## What is being asked
Lines that hold the word "Dados" should be located and copied.

Stored data entries:
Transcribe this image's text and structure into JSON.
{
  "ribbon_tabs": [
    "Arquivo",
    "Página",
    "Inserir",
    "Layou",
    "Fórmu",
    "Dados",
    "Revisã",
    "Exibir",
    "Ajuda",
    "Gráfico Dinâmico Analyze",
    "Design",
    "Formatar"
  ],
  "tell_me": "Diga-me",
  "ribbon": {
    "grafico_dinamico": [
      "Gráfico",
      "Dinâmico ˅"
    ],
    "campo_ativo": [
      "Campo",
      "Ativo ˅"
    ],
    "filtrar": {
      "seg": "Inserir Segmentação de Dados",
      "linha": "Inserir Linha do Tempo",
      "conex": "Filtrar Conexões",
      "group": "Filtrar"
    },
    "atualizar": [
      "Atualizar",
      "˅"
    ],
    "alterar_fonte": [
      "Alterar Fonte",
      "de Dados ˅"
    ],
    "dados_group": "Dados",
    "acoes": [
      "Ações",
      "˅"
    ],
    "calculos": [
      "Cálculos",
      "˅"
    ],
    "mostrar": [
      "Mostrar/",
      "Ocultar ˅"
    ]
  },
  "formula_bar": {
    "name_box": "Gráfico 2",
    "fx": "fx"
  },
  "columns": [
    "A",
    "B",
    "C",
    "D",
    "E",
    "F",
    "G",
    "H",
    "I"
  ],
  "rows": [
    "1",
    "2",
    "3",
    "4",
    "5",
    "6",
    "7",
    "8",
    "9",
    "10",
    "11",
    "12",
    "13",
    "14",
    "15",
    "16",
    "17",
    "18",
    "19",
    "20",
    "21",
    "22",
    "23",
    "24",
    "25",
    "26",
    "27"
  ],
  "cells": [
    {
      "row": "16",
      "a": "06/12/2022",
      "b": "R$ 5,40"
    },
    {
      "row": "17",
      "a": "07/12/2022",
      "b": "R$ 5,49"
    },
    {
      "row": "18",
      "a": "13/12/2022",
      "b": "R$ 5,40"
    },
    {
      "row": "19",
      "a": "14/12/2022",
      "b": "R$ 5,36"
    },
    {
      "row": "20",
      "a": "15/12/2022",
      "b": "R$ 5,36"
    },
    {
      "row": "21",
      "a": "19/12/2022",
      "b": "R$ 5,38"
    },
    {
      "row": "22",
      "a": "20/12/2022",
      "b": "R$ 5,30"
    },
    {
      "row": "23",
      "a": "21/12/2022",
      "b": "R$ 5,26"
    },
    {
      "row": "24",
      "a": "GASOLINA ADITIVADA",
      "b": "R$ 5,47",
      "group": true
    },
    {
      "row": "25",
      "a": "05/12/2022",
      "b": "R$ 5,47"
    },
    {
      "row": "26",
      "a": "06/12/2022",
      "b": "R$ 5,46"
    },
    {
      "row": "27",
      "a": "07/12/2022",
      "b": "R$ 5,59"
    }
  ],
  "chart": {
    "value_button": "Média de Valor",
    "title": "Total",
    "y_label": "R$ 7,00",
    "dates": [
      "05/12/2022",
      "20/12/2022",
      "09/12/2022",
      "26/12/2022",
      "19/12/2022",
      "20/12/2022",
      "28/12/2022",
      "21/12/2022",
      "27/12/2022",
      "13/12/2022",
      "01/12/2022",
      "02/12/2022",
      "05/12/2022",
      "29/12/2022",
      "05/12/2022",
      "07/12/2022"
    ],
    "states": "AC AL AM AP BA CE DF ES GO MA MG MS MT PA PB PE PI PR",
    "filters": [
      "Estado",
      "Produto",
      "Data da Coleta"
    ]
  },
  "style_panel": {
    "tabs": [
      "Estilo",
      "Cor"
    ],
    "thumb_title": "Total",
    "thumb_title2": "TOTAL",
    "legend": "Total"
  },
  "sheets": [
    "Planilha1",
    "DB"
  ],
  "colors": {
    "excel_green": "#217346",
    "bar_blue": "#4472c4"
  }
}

## The reply
    "Dados",
      "seg": "Inserir Segmentação de Dados",
      "de Dados ˅"
    "dados_group": "Dados",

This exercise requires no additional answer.